[Data excerpts]
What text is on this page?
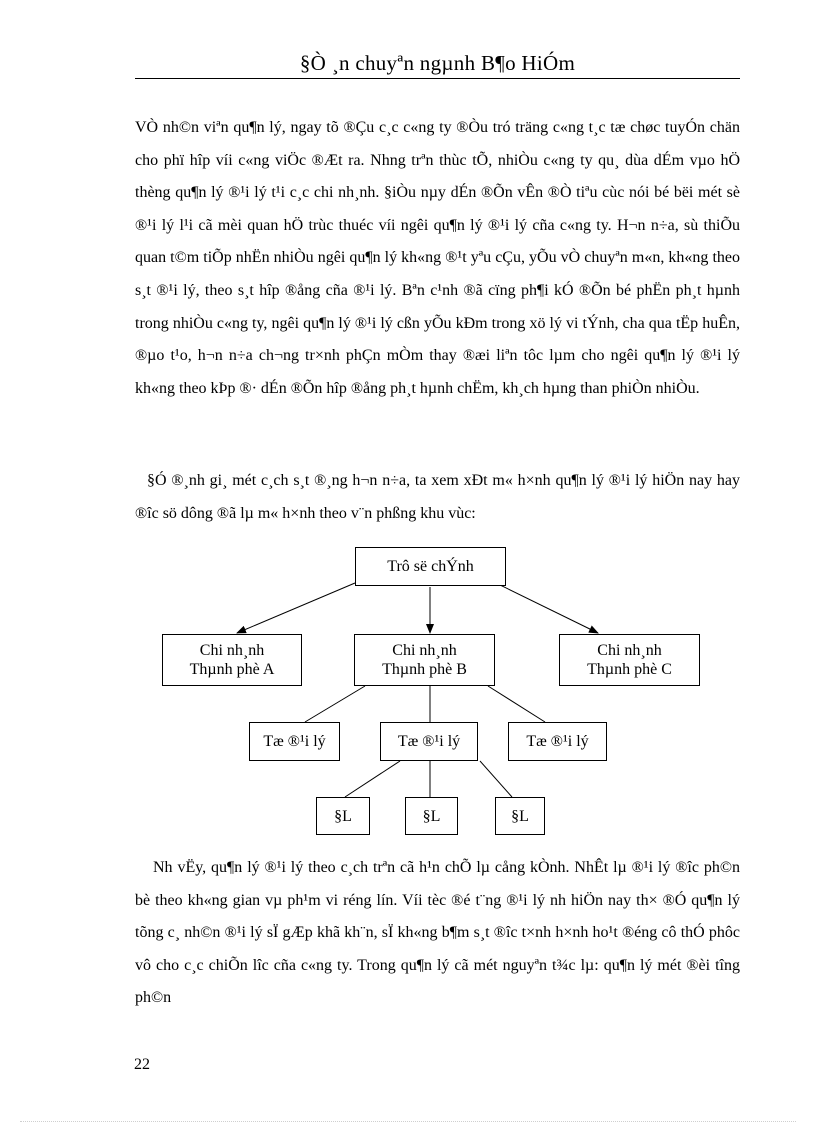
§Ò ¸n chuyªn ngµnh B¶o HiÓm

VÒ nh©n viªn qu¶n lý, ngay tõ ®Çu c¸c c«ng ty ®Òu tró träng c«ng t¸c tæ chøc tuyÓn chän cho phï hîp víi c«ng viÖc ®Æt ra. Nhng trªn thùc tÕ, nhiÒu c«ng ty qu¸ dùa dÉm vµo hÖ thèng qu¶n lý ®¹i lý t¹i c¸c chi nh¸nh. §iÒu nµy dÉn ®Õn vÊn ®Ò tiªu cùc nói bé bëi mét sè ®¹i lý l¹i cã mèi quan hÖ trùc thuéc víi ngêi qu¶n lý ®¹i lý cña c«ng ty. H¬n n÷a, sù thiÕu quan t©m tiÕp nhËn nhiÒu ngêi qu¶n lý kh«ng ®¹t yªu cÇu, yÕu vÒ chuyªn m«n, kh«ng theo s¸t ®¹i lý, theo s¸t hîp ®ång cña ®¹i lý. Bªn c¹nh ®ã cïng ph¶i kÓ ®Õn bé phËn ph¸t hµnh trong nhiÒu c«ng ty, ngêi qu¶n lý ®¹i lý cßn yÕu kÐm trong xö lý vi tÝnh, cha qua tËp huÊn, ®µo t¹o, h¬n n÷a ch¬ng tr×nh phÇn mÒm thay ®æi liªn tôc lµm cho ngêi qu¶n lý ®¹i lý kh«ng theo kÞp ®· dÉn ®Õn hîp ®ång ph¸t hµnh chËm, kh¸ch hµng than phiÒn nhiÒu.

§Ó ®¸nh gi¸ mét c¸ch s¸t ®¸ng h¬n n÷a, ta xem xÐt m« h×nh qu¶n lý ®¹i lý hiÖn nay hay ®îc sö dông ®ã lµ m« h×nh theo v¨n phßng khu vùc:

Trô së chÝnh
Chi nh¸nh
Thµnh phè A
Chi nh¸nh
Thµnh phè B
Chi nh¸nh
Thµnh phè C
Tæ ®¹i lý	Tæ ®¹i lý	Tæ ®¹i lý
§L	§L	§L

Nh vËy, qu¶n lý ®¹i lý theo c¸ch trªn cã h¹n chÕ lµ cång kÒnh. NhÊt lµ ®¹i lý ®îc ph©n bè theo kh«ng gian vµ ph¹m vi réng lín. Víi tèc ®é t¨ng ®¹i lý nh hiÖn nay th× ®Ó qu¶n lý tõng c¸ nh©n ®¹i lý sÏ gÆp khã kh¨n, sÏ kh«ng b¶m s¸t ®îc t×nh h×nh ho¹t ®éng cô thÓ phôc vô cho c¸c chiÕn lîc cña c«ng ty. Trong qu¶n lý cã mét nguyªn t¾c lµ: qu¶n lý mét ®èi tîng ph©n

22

==

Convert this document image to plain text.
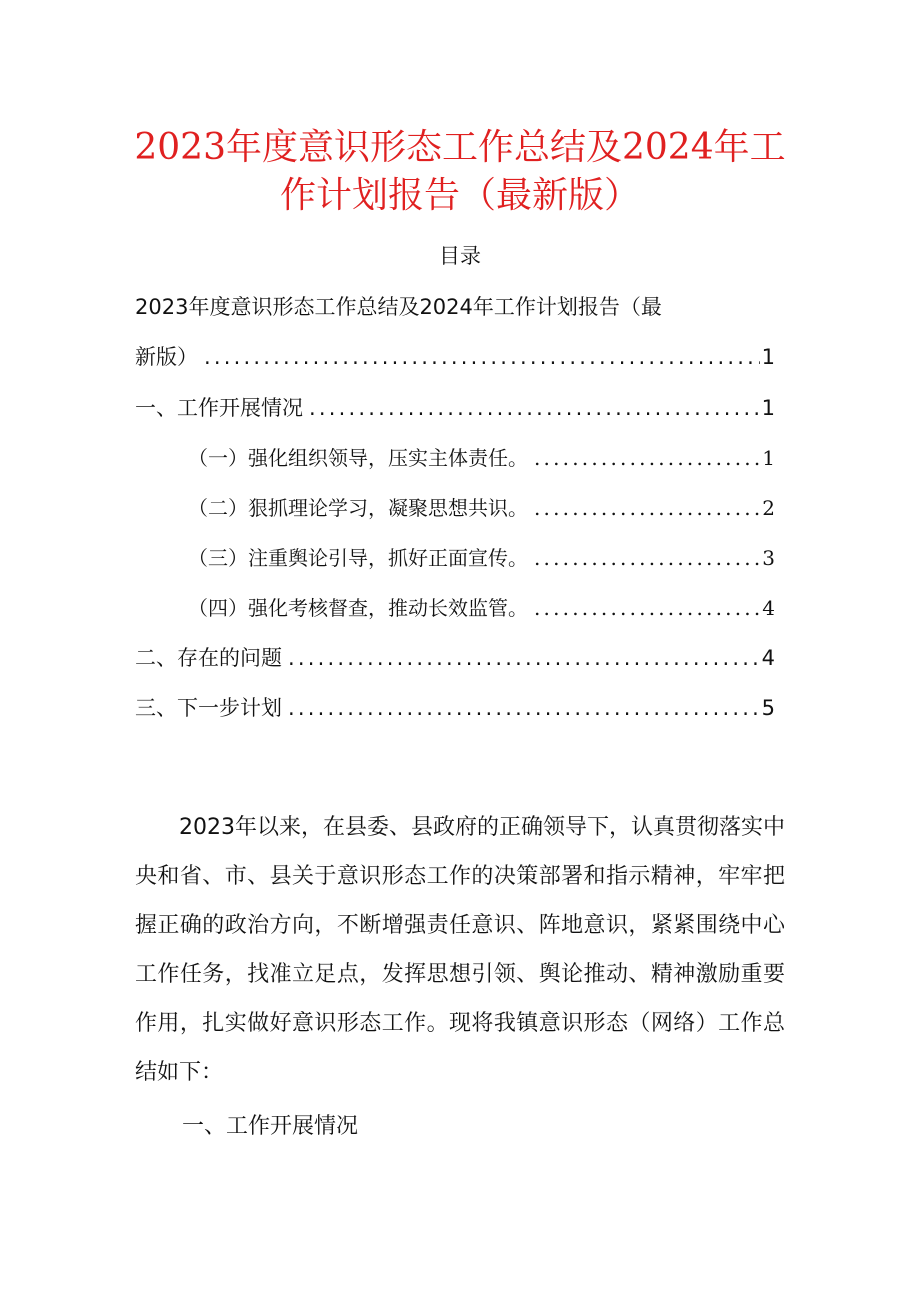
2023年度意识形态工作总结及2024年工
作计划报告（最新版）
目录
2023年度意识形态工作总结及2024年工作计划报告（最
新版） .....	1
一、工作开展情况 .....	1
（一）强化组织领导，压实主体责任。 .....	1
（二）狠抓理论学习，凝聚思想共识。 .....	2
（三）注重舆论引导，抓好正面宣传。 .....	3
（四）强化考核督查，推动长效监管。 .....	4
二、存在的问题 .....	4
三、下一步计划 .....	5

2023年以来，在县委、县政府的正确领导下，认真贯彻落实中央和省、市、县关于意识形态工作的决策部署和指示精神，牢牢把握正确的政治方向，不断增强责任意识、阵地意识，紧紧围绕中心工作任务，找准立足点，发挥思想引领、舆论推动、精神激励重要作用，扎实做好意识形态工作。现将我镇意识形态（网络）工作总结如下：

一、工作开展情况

The exercise | Look through the material above and work out how many of its lines contain "this". State the number only.

Task result | 2